SOURCE DATA -
>> Begin

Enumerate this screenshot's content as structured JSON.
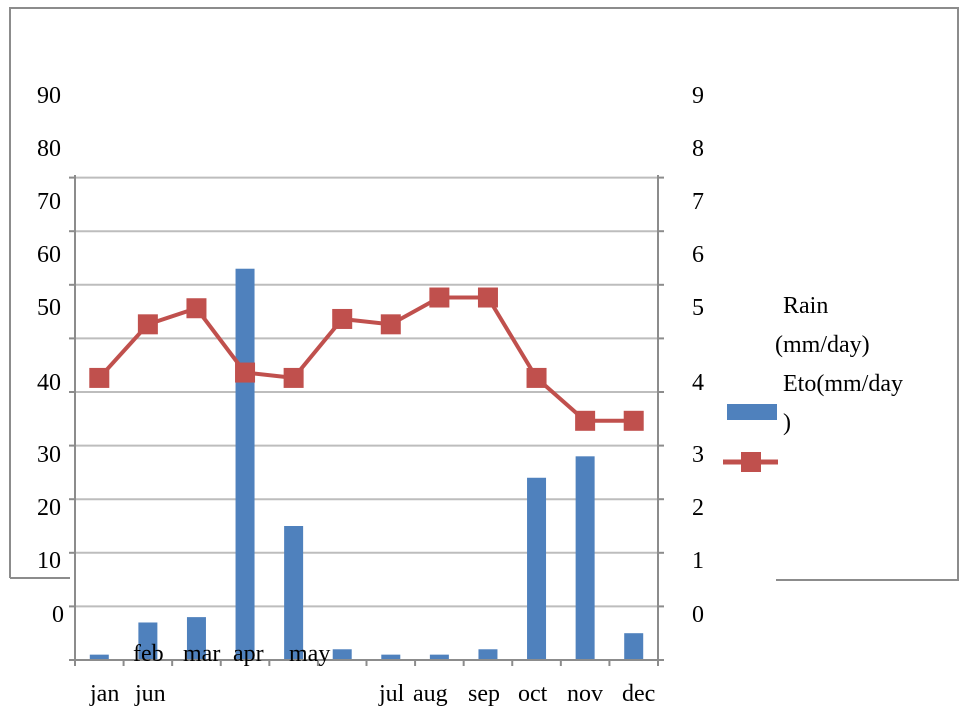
{
  "chart_data": {
    "type": "bar",
    "categories": [
      "jan",
      "feb",
      "mar",
      "apr",
      "may",
      "jun",
      "jul",
      "aug",
      "sep",
      "oct",
      "nov",
      "dec"
    ],
    "series": [
      {
        "name": "Rain (mm/day)",
        "type": "bar",
        "axis": "left",
        "color": "#4f81bd",
        "values": [
          1,
          7,
          8,
          73,
          25,
          2,
          1,
          1,
          2,
          34,
          38,
          5
        ]
      },
      {
        "name": "Eto(mm/day)",
        "type": "line",
        "axis": "right",
        "color": "#c0504d",
        "values": [
          5.3,
          6.3,
          6.6,
          5.4,
          5.3,
          6.4,
          6.3,
          6.8,
          6.8,
          5.3,
          4.5,
          4.5
        ]
      }
    ],
    "left_axis": {
      "ticks": [
        "90",
        "80",
        "70",
        "60",
        "50",
        "40",
        "30",
        "20",
        "10",
        "0"
      ]
    },
    "right_axis": {
      "ticks": [
        "9",
        "8",
        "7",
        "6",
        "5",
        "4",
        "3",
        "2",
        "1",
        "0"
      ]
    },
    "x_tick_labels": [
      {
        "text": "jan"
      },
      {
        "text": "feb"
      },
      {
        "text": "mar"
      },
      {
        "text": "apr"
      },
      {
        "text": "may"
      },
      {
        "text": "jun"
      },
      {
        "text": "jul"
      },
      {
        "text": "aug"
      },
      {
        "text": "sep"
      },
      {
        "text": "oct"
      },
      {
        "text": "nov"
      },
      {
        "text": "dec"
      }
    ],
    "legend": {
      "position": "right",
      "entries": [
        "Rain (mm/day)",
        "Eto(mm/day)"
      ],
      "lines": [
        "Rain",
        "(mm/day)",
        "Eto(mm/day",
        ")"
      ]
    },
    "grid": true,
    "title": "",
    "xlabel": "",
    "ylabel": ""
  }
}
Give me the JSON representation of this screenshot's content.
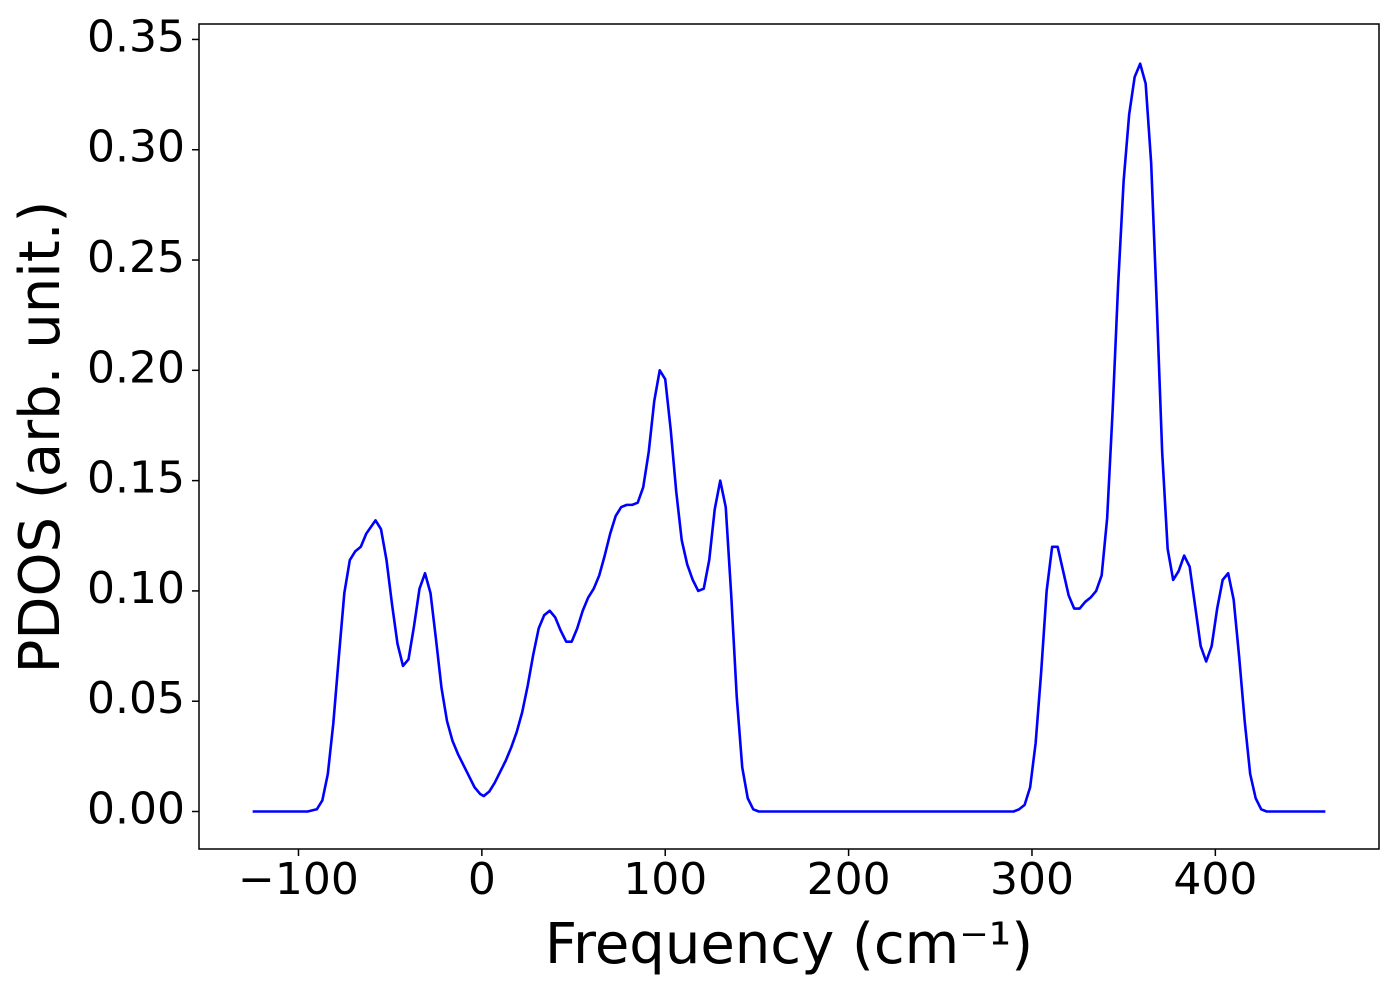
{
  "chart_data": {
    "type": "line",
    "xlabel": "Frequency (cm⁻¹)",
    "ylabel": "PDOS (arb. unit.)",
    "xlim": [
      -154.25,
      489.25
    ],
    "ylim": [
      -0.017,
      0.357
    ],
    "xticks": [
      {
        "value": -100,
        "label": "−100"
      },
      0,
      100,
      200,
      300,
      400
    ],
    "yticks": [
      {
        "value": 0,
        "label": "0.00"
      },
      {
        "value": 0.05,
        "label": "0.05"
      },
      {
        "value": 0.1,
        "label": "0.10"
      },
      {
        "value": 0.15,
        "label": "0.15"
      },
      {
        "value": 0.2,
        "label": "0.20"
      },
      {
        "value": 0.25,
        "label": "0.25"
      },
      {
        "value": 0.3,
        "label": "0.30"
      },
      {
        "value": 0.35,
        "label": "0.35"
      }
    ],
    "grid": false,
    "x": [
      -125,
      -95,
      -90,
      -87,
      -84,
      -81,
      -78,
      -75,
      -72,
      -69,
      -66,
      -63,
      -58,
      -55,
      -52,
      -49,
      -46,
      -43,
      -40,
      -37,
      -34,
      -31,
      -28,
      -25,
      -22,
      -19,
      -16,
      -13,
      -10,
      -7,
      -4,
      -1,
      1,
      4,
      7,
      10,
      13,
      16,
      19,
      22,
      25,
      28,
      31,
      34,
      37,
      40,
      43,
      46,
      49,
      52,
      55,
      58,
      61,
      64,
      67,
      70,
      73,
      76,
      79,
      82,
      85,
      88,
      91,
      94,
      97,
      100,
      103,
      106,
      109,
      112,
      115,
      118,
      121,
      124,
      127,
      130,
      133,
      136,
      139,
      142,
      145,
      148,
      151,
      290,
      293,
      296,
      299,
      302,
      305,
      308,
      311,
      314,
      317,
      320,
      323,
      326,
      329,
      332,
      335,
      338,
      341,
      344,
      347,
      350,
      353,
      356,
      359,
      362,
      365,
      368,
      371,
      374,
      377,
      380,
      383,
      386,
      389,
      392,
      395,
      398,
      401,
      404,
      407,
      410,
      413,
      416,
      419,
      422,
      425,
      428,
      460
    ],
    "series": [
      {
        "name": "PDOS",
        "color": "#0000ff",
        "values": [
          0,
          0,
          0.001,
          0.005,
          0.017,
          0.04,
          0.07,
          0.099,
          0.114,
          0.118,
          0.12,
          0.126,
          0.132,
          0.128,
          0.114,
          0.094,
          0.076,
          0.066,
          0.069,
          0.084,
          0.101,
          0.108,
          0.099,
          0.078,
          0.056,
          0.041,
          0.032,
          0.026,
          0.021,
          0.016,
          0.011,
          0.008,
          0.007,
          0.009,
          0.013,
          0.018,
          0.023,
          0.029,
          0.036,
          0.045,
          0.057,
          0.071,
          0.083,
          0.089,
          0.091,
          0.088,
          0.082,
          0.077,
          0.077,
          0.083,
          0.091,
          0.097,
          0.101,
          0.107,
          0.116,
          0.126,
          0.134,
          0.138,
          0.139,
          0.139,
          0.14,
          0.147,
          0.163,
          0.186,
          0.2,
          0.196,
          0.173,
          0.145,
          0.123,
          0.112,
          0.105,
          0.1,
          0.101,
          0.114,
          0.137,
          0.15,
          0.138,
          0.098,
          0.052,
          0.02,
          0.006,
          0.001,
          0,
          0,
          0.001,
          0.003,
          0.011,
          0.031,
          0.063,
          0.1,
          0.12,
          0.12,
          0.109,
          0.098,
          0.092,
          0.092,
          0.095,
          0.097,
          0.1,
          0.107,
          0.133,
          0.182,
          0.239,
          0.286,
          0.316,
          0.333,
          0.339,
          0.33,
          0.294,
          0.231,
          0.163,
          0.119,
          0.105,
          0.109,
          0.116,
          0.111,
          0.093,
          0.075,
          0.068,
          0.075,
          0.092,
          0.105,
          0.108,
          0.096,
          0.07,
          0.041,
          0.017,
          0.006,
          0.001,
          0,
          0
        ]
      }
    ]
  }
}
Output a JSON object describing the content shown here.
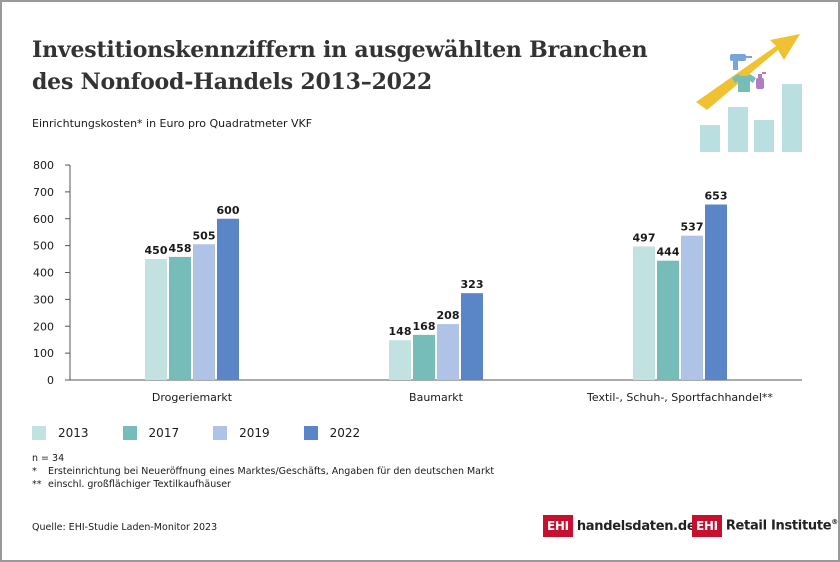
{
  "header": {
    "title_line1": "Investitionskennziffern in ausgewählten Branchen",
    "title_line2": "des Nonfood-Handels 2013–2022",
    "subtitle": "Einrichtungskosten* in Euro pro Quadratmeter VKF"
  },
  "chart_data": {
    "type": "bar",
    "categories": [
      "Drogeriemarkt",
      "Baumarkt",
      "Textil-, Schuh-, Sportfachhandel**"
    ],
    "series": [
      {
        "name": "2013",
        "values": [
          450,
          148,
          497
        ],
        "color": "#c1e2e1"
      },
      {
        "name": "2017",
        "values": [
          458,
          168,
          444
        ],
        "color": "#76bcb8"
      },
      {
        "name": "2019",
        "values": [
          505,
          208,
          537
        ],
        "color": "#aec3e6"
      },
      {
        "name": "2022",
        "values": [
          600,
          323,
          653
        ],
        "color": "#5a86c7"
      }
    ],
    "yticks": [
      0,
      100,
      200,
      300,
      400,
      500,
      600,
      700,
      800
    ],
    "ylim": [
      0,
      800
    ],
    "grid": false,
    "legend_position": "bottom-left"
  },
  "notes": {
    "n": "n = 34",
    "footnote1_mark": "*",
    "footnote1_text": "Ersteinrichtung bei Neueröffnung eines Marktes/Geschäfts, Angaben für den deutschen Markt",
    "footnote2_mark": "**",
    "footnote2_text": "einschl. großflächiger Textilkaufhäuser"
  },
  "source": "Quelle: EHI-Studie Laden-Monitor 2023",
  "logos": {
    "logo1_box": "EHI",
    "logo1_text": "handelsdaten.de",
    "logo2_box": "EHI",
    "logo2_text": "Retail Institute",
    "logo2_mark": "®"
  },
  "icon": {
    "name": "growth-bars-arrow-icon",
    "bar_color": "#b9dfe0",
    "arrow_color": "#f0c232"
  }
}
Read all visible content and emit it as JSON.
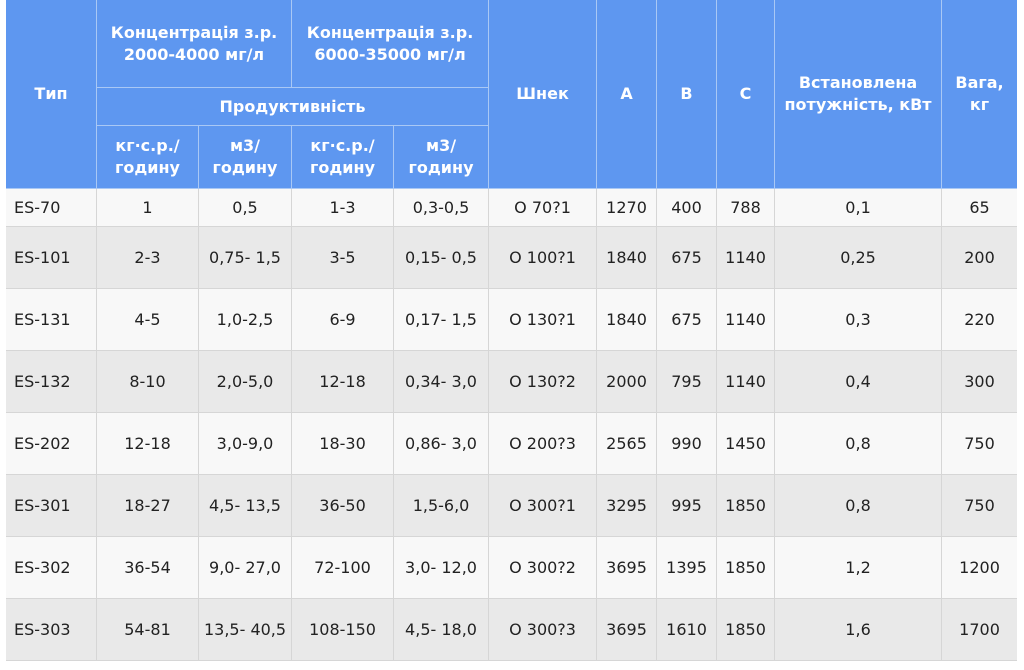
{
  "headers": {
    "type": "Тип",
    "conc_low": "Концентрація з.р. 2000-4000 мг/л",
    "conc_high": "Концентрація з.р. 6000-35000 мг/л",
    "productivity": "Продуктивність",
    "kg_hour": "кг·с.р./ годину",
    "m3_hour": "м3/ годину",
    "screw": "Шнек",
    "a": "A",
    "b": "B",
    "c": "C",
    "power": "Встановлена потужність, кВт",
    "weight": "Вага, кг"
  },
  "rows": [
    {
      "type": "ES-70",
      "kg1": "1",
      "m31": "0,5",
      "kg2": "1-3",
      "m32": "0,3-0,5",
      "screw": "О 70?1",
      "a": "1270",
      "b": "400",
      "c": "788",
      "power": "0,1",
      "weight": "65"
    },
    {
      "type": "ES-101",
      "kg1": "2-3",
      "m31": "0,75- 1,5",
      "kg2": "3-5",
      "m32": "0,15- 0,5",
      "screw": "О 100?1",
      "a": "1840",
      "b": "675",
      "c": "1140",
      "power": "0,25",
      "weight": "200"
    },
    {
      "type": "ES-131",
      "kg1": "4-5",
      "m31": "1,0-2,5",
      "kg2": "6-9",
      "m32": "0,17- 1,5",
      "screw": "О 130?1",
      "a": "1840",
      "b": "675",
      "c": "1140",
      "power": "0,3",
      "weight": "220"
    },
    {
      "type": "ES-132",
      "kg1": "8-10",
      "m31": "2,0-5,0",
      "kg2": "12-18",
      "m32": "0,34- 3,0",
      "screw": "О 130?2",
      "a": "2000",
      "b": "795",
      "c": "1140",
      "power": "0,4",
      "weight": "300"
    },
    {
      "type": "ES-202",
      "kg1": "12-18",
      "m31": "3,0-9,0",
      "kg2": "18-30",
      "m32": "0,86- 3,0",
      "screw": "О 200?3",
      "a": "2565",
      "b": "990",
      "c": "1450",
      "power": "0,8",
      "weight": "750"
    },
    {
      "type": "ES-301",
      "kg1": "18-27",
      "m31": "4,5- 13,5",
      "kg2": "36-50",
      "m32": "1,5-6,0",
      "screw": "О 300?1",
      "a": "3295",
      "b": "995",
      "c": "1850",
      "power": "0,8",
      "weight": "750"
    },
    {
      "type": "ES-302",
      "kg1": "36-54",
      "m31": "9,0- 27,0",
      "kg2": "72-100",
      "m32": "3,0- 12,0",
      "screw": "О 300?2",
      "a": "3695",
      "b": "1395",
      "c": "1850",
      "power": "1,2",
      "weight": "1200"
    },
    {
      "type": "ES-303",
      "kg1": "54-81",
      "m31": "13,5- 40,5",
      "kg2": "108-150",
      "m32": "4,5- 18,0",
      "screw": "О 300?3",
      "a": "3695",
      "b": "1610",
      "c": "1850",
      "power": "1,6",
      "weight": "1700"
    }
  ]
}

>> End

GIVEN PROBLEM -
From the listing above, collect every line that mentions the word "Концентрація".

EXERCISE RESULT -
    "conc_low": "Концентрація з.р. 2000-4000 мг/л",
    "conc_high": "Концентрація з.р. 6000-35000 мг/л",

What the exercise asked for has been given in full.